● Data supplied
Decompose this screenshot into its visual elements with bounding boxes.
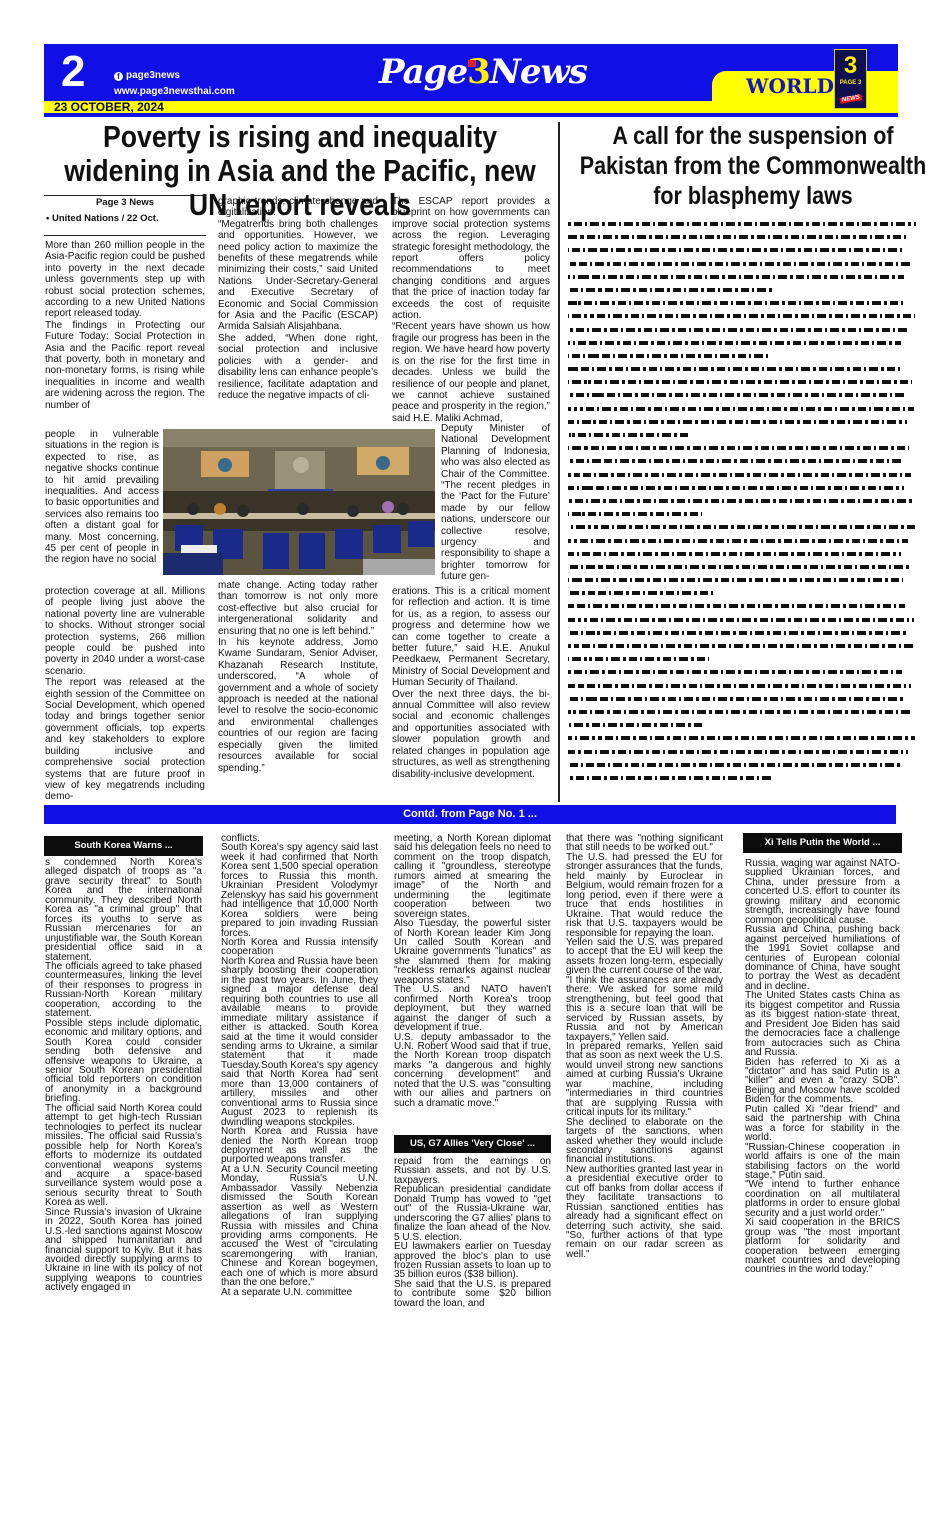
garbled-text-line	[568, 433, 690, 437]
tag-xi-tells-putin[interactable]: Xi Tells Putin the World ...	[743, 833, 902, 853]
garbled-text-line	[568, 539, 908, 543]
byline-dateline: • United Nations / 22 Oct.	[46, 213, 159, 224]
garbled-text-line	[568, 684, 911, 688]
garbled-text-line	[568, 393, 905, 397]
conference-hall-image	[163, 429, 435, 575]
paragraph: She added, “When done right, social prot…	[218, 333, 378, 401]
paragraph: Republican presidential candidate Donald…	[394, 1185, 551, 1242]
paragraph: She declined to elaborate on the targets…	[566, 1118, 723, 1165]
garbled-text-line	[568, 776, 772, 780]
garbled-text-line	[568, 275, 904, 279]
garbled-text-line	[568, 314, 915, 318]
garbled-text-line	[568, 512, 702, 516]
cont-col4: that there was "nothing significant that…	[566, 834, 723, 1259]
garbled-text-line	[568, 723, 704, 727]
logo-three: 3	[467, 52, 490, 92]
paragraph: Also Tuesday, the powerful sister of Nor…	[394, 919, 551, 985]
garbled-text-line	[568, 486, 904, 490]
garbled-text-line	[568, 328, 908, 332]
paragraph: mate change. Acting today rather than to…	[218, 580, 378, 637]
paragraph: North Korea and Russia have been sharply…	[221, 957, 378, 1127]
paragraph: North Korea and Russia have denied the N…	[221, 1127, 378, 1165]
paragraph: The ESCAP report provides a blueprint on…	[392, 196, 550, 321]
paragraph: The findings in Protecting our Future To…	[45, 320, 205, 411]
byline-source: Page 3 News	[44, 197, 206, 208]
paragraph: "Russian-Chinese cooperation in world af…	[745, 1143, 900, 1181]
subheading: North Korea and Russia intensify coopera…	[221, 938, 378, 957]
garbled-text-line	[568, 697, 904, 701]
paragraph: More than 260 million people in the Asia…	[45, 240, 205, 320]
tag-south-korea-warns[interactable]: South Korea Warns ...	[44, 836, 203, 856]
facebook-icon: f	[114, 72, 123, 81]
cont-col5: Russia, waging war against NATO-supplied…	[745, 859, 900, 1275]
paragraph: Possible steps include diplomatic, econo…	[45, 1019, 202, 1104]
garbled-text-line	[568, 618, 914, 622]
paragraph: The report was released at the eighth se…	[45, 677, 205, 802]
paragraph: Since Russia's invasion of Ukraine in 20…	[45, 1208, 202, 1293]
garbled-text-line	[568, 288, 773, 292]
paragraph: Russia, waging war against NATO-supplied…	[745, 859, 900, 925]
tag-us-g7-allies[interactable]: US, G7 Allies 'Very Close' ...	[394, 1135, 551, 1153]
garbled-text-line	[568, 499, 913, 503]
garbled-text-line	[568, 459, 902, 463]
paragraph: meeting, a North Korean diplomat said hi…	[394, 834, 551, 919]
main-col1-wrap: people in vulnerable situations in the r…	[45, 429, 159, 566]
paragraph: Xi said cooperation in the BRICS group w…	[745, 1218, 900, 1275]
paragraph: protection coverage at all. Millions of …	[45, 586, 205, 677]
garbled-text-line	[568, 446, 909, 450]
column-divider	[558, 122, 560, 802]
garbled-text-line	[568, 301, 906, 305]
garbled-text-line	[568, 248, 902, 252]
paragraph: "We intend to further enhance coordinati…	[745, 1180, 900, 1218]
paragraph: Biden has referred to Xi as a "dictator"…	[745, 1058, 900, 1105]
garbled-text-line	[568, 262, 911, 266]
paragraph: s condemned North Korea's alleged dispat…	[45, 858, 202, 962]
main-col3-wrap: Deputy Minister of National Development …	[441, 423, 550, 583]
paragraph: In prepared remarks, Yellen said that as…	[566, 1042, 723, 1118]
section-label: WORLD	[746, 71, 834, 101]
garbled-text-line	[568, 367, 903, 371]
paragraph: erations. This is a critical moment for …	[392, 586, 550, 689]
badge-number: 3	[835, 53, 866, 79]
side-headline: A call for the suspension of Pakistan fr…	[577, 121, 930, 211]
paragraph: The U.S. had pressed the EU for stronger…	[566, 853, 723, 938]
paragraph: At a separate U.N. committee	[221, 1288, 378, 1297]
paragraph: EU lawmakers earlier on Tuesday approved…	[394, 1242, 551, 1280]
cont-col1: s condemned North Korea's alleged dispat…	[45, 858, 202, 1293]
paragraph: She said that the U.S. is prepared to co…	[394, 1280, 551, 1308]
byline: Page 3 News • United Nations / 22 Oct.	[44, 195, 206, 236]
facebook-handle[interactable]: fpage3news	[114, 70, 180, 81]
paragraph: The officials agreed to take phased coun…	[45, 962, 202, 1019]
issue-date: 23 OCTOBER, 2024	[54, 100, 164, 114]
paragraph: Russia and China, pushing back against p…	[745, 925, 900, 991]
masthead: 2 fpage3news www.page3newsthai.com 23 OC…	[44, 44, 898, 117]
garbled-text-line	[568, 222, 916, 226]
page-number: 2	[61, 48, 85, 96]
paragraph: repaid from the earnings on Russian asse…	[394, 1157, 551, 1185]
garbled-text-line	[568, 644, 916, 648]
paragraph: The official said North Korea could atte…	[45, 1104, 202, 1208]
garbled-text-line	[568, 578, 903, 582]
continued-banner: Contd. from Page No. 1 ...	[44, 805, 896, 824]
paragraph: "I think the assurances are already ther…	[566, 976, 723, 1042]
garbled-text-line	[568, 591, 714, 595]
garbled-text-line	[568, 473, 911, 477]
paragraph: Putin called Xi "dear friend" and said t…	[745, 1105, 900, 1143]
cont-col3-top: meeting, a North Korean diplomat said hi…	[394, 834, 551, 1108]
paragraph: New authorities granted last year in a p…	[566, 1165, 723, 1260]
paragraph: Over the next three days, the bi-annual …	[392, 689, 550, 780]
garbled-text-line	[568, 670, 902, 674]
garbled-text-line	[568, 525, 915, 529]
garbled-text-line	[568, 710, 913, 714]
logo-word-page: Page	[379, 52, 467, 92]
main-col1-bottom: protection coverage at all. Millions of …	[45, 586, 205, 803]
main-col1-top: More than 260 million people in the Asia…	[45, 240, 205, 411]
paragraph: “Recent years have shown us how fragile …	[392, 321, 550, 424]
garbled-text-line	[568, 235, 909, 239]
paragraph: Yellen said the U.S. was prepared to acc…	[566, 938, 723, 976]
garbled-text-line	[568, 763, 901, 767]
paragraph: graphic trends, climate change and digit…	[218, 196, 378, 219]
paragraph: In his keynote address, Jomo Kwame Sunda…	[218, 637, 378, 774]
cont-col3-bottom: repaid from the earnings on Russian asse…	[394, 1157, 551, 1308]
facebook-handle-text: page3news	[126, 70, 180, 81]
garbled-text-line	[568, 380, 912, 384]
cont-col2: conflicts. South Korea's spy agency said…	[221, 834, 378, 1297]
paragraph: U.S. deputy ambassador to the U.N. Rober…	[394, 1033, 551, 1109]
garbled-text-line	[568, 341, 901, 345]
page3-badge-icon: 3 PAGE 3 NEWS	[834, 49, 867, 109]
conference-photo	[163, 429, 435, 575]
main-col2-top: graphic trends, climate change and digit…	[218, 196, 378, 401]
badge-news: NEWS	[839, 94, 862, 104]
garbled-text-line	[568, 552, 901, 556]
badge-label: PAGE 3	[835, 79, 866, 87]
main-col2-bottom: mate change. Acting today rather than to…	[218, 580, 378, 774]
garbled-text-line	[568, 657, 709, 661]
website-link[interactable]: www.page3newsthai.com	[114, 86, 235, 97]
paragraph: people in vulnerable situations in the r…	[45, 429, 159, 566]
paragraph: “Megatrends bring both challenges and op…	[218, 219, 378, 333]
garbled-text-line	[568, 736, 915, 740]
paragraph: South Korea's spy agency said last week …	[221, 843, 378, 938]
garbled-text-line	[568, 407, 914, 411]
main-col3-bottom: erations. This is a critical moment for …	[392, 586, 550, 780]
paragraph: that there was "nothing significant that…	[566, 834, 723, 853]
paragraph: Deputy Minister of National Development …	[441, 423, 550, 583]
paragraph: At a U.N. Security Council meeting Monda…	[221, 1165, 378, 1288]
garbled-text-line	[568, 565, 910, 569]
garbled-text-line	[568, 631, 907, 635]
garbled-text-line	[568, 420, 907, 424]
date-bar	[44, 101, 898, 113]
paragraph: The United States casts China as its big…	[745, 991, 900, 1057]
logo-word-news: News	[490, 52, 587, 92]
garbled-text-line	[568, 354, 768, 358]
newspaper-logo: Page3News	[379, 50, 587, 94]
garbled-text-line	[568, 604, 905, 608]
paragraph: The U.S. and NATO haven't confirmed Nort…	[394, 985, 551, 1032]
garbled-text-line	[568, 750, 908, 754]
side-article-body	[568, 222, 945, 789]
main-col3-top: The ESCAP report provides a blueprint on…	[392, 196, 550, 424]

● Requirements
Quote, unchanged, the stretch of the listing above from the line containing "433, 690, 437]" through the line containing "333, 378, 401]", including both of those lines.

● Answer in full
garbled-text-line	[568, 433, 690, 437]
tag-xi-tells-putin[interactable]: Xi Tells Putin the World ...	[743, 833, 902, 853]
garbled-text-line	[568, 539, 908, 543]
byline-dateline: • United Nations / 22 Oct.	[46, 213, 159, 224]
garbled-text-line	[568, 684, 911, 688]
garbled-text-line	[568, 393, 905, 397]
conference-hall-image	[163, 429, 435, 575]
paragraph: She added, “When done right, social prot…	[218, 333, 378, 401]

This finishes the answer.